Being Consciously Unbiased.

I have a love-hate relationship with subconscious bias training. It’s great that people are being made more aware of their biases and privilege, but… well. Most subconscious bias training is rubbish. Even good training won’t get to the people who most need it. And even after all that, even in the most well-intentioned and aware individuals, we will still ascribe rationality to biased actions and thoughts far more than we should.

In order to balance against subconscious bias, we not only need to reduce it, but actively counter it - we need to be consciously unbiased. And in many ways, it’s easier to be consciously unbiased than it is to avoid unconscious bias. Conscious unbiasing relies on things that humans are generally good at like spotting patterns and taking action, rather than things that humans are generally bad at, like self-reflection, impulse control.

As a 101 for people who are new to this or a refresher for people who have enough privilege to not be surrounded by it daily, for IWD2021 I’ve written about a few common bias patterns and how to counter them.

FAQ

A quick FAQ before I get into this....

Q: None of this stuff is really real, or if it is, you’re totally over-hyping it.
A: I’m not going to debate the impact or severity or importance of this stuff… there’s enough content out there already. Google is your friend. Go look it up.

## WORK INSTRUCTIONS
1. Rewrite the paragraph of the essay on bias that begins "In order to balance against subconscious bias" as a short bulleted list that keeps its main points.
2. Decide whether each statement agrees with the essay on bias, answering yes or no and quoting the words of the essay that settle it: (a) The writer considers most subconscious bias training to be rubbish. (b) The writer believes good training reaches the people who most need it. (c) The piece was written for IWD2021.
3. Carry on the essay on bias from its final sentence, keeping its voice.

Region and label listings:
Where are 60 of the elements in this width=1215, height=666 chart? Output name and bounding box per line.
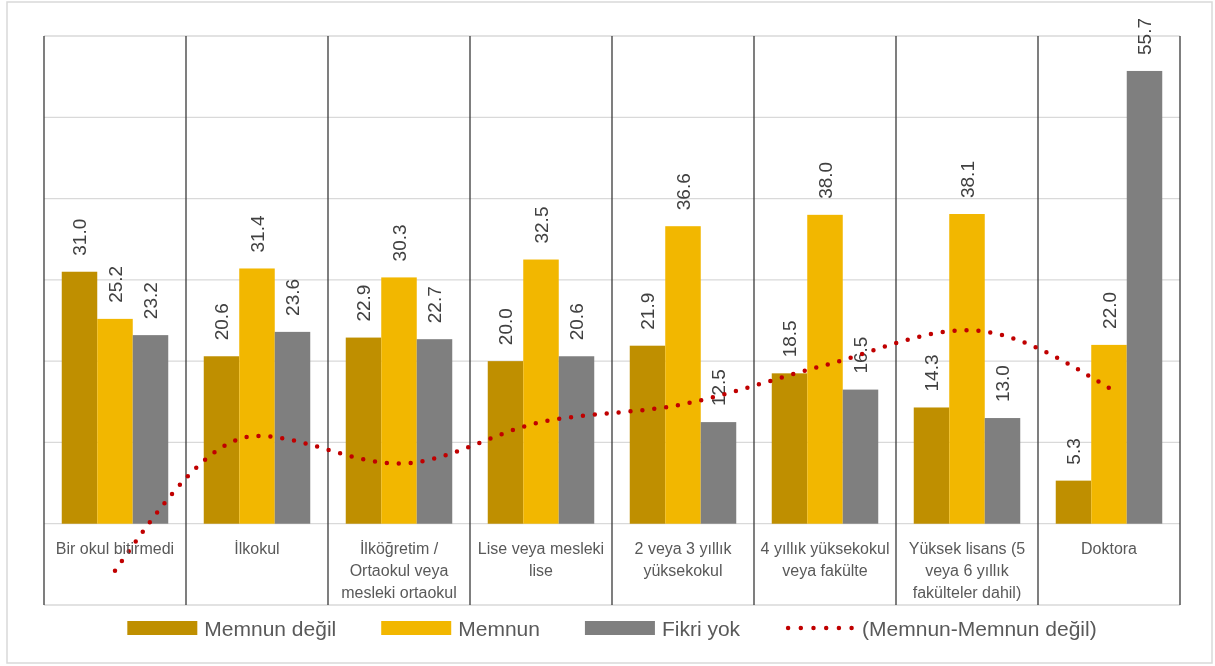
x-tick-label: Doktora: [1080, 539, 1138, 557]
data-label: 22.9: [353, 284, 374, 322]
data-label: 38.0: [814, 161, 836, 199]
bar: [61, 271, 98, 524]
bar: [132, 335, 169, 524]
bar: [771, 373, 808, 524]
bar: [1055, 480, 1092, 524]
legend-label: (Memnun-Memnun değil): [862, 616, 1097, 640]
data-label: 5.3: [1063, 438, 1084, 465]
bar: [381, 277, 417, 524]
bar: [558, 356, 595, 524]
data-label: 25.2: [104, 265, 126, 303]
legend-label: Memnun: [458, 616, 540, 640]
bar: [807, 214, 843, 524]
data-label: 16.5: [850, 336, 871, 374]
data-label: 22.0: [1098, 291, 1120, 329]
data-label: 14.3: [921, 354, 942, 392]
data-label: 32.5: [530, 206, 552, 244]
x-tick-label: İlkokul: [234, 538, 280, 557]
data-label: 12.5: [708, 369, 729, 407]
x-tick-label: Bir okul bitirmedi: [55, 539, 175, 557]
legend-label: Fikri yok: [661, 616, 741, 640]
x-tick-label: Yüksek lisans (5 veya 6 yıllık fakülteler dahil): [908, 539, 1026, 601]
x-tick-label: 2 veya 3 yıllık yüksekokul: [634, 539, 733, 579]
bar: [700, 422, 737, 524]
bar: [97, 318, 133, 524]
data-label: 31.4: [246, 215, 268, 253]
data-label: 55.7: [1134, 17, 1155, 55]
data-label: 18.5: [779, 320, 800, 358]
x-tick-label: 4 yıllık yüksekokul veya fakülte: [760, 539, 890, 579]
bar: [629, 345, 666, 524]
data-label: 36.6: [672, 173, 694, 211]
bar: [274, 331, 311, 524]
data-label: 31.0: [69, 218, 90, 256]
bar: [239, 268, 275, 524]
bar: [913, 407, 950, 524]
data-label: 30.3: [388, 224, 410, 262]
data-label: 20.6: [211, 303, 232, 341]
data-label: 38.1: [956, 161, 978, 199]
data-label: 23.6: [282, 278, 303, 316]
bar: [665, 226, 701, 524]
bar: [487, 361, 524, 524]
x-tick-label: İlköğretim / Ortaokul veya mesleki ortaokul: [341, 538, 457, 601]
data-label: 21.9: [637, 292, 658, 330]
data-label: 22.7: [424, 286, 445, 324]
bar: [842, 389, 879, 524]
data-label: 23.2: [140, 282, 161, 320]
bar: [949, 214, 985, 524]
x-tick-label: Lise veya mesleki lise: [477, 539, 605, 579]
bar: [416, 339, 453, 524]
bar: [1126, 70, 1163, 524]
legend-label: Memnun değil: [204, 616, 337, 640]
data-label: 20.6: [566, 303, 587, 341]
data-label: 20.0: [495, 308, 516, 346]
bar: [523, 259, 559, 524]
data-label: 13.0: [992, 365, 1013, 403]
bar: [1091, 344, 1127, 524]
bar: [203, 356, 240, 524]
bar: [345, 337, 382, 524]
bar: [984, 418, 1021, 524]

## THE ANSWERS
1.
- Countering subconscious bias requires both reducing it and actively working against it, which means being consciously unbiased.
- Being consciously unbiased is often easier than avoiding unconscious bias.
- Conscious unbiasing relies on things humans are generally good at, such as spotting patterns and taking action.
- It does not depend on things humans are generally bad at, such as self-reflection and impulse control.

2.
(a) Yes: "Most subconscious bias training is rubbish."
(b) No: "Even good training won’t get to the people who most need it."
(c) Yes: "for IWD2021 I’ve written about a few common bias patterns and how to counter them."

3.
Q: Yeah but not all men.
A: Stop trying to make this about you. Time to listen instead.

Q: I don’t need to worry about being biased, I’m a woman.
A: Women on average are only 10% less biased than men. When women face hurdles and difficulties in their careers, it’s easy to internalise it and think it’s normal, or even worse, “right”, and apply it to others beneath and around them. Also, intersectionality - look it up.

Q: Yeah but I’m a lovely person really and so are all my friends/colleagues.
A: I’m sure it does. But it doesn’t make you infallible. This is what women experience day in, day out in all sorts of environments, not just hostile ones.

Q: None of these were actually questions, more statements really.
A: Yup.

I’m going to cover three common bias patterns here, but there are loads more.

Prove-it-again bias.

The Prove-It-Again bias is what happens when you don’t look like the kind of person who does what you do. Whether that’s a dad who is the primary parent for their kids, or a woman working in tech, you have to go further to prove yourself if you don’t fit the commonly held stereotype.

Facing the Prove-It-Again bias means that your successes are more likely to

  • Be forgotten
  • Be attributed to someone else
  • Be attributed to luck/fluke over competence

Meanwhile, your failures are more likely to…

  • Be remembered as more severe than they are
  • Be remembered as more recent than they are
  • Be attributed to incompetence over bad luck

For women in tech, the implications are:

  • They may become more risk-averse, because they know they will be more severely impacted by failure. It is easy for it to be less “safe to fail” if you’re a member of an under-represented or minority group (URM).
  • They get given more repetitive and less stretching opportunities, which stunts their growth and development. They get promoted more slowly, leading to fewer of that group in senior roles.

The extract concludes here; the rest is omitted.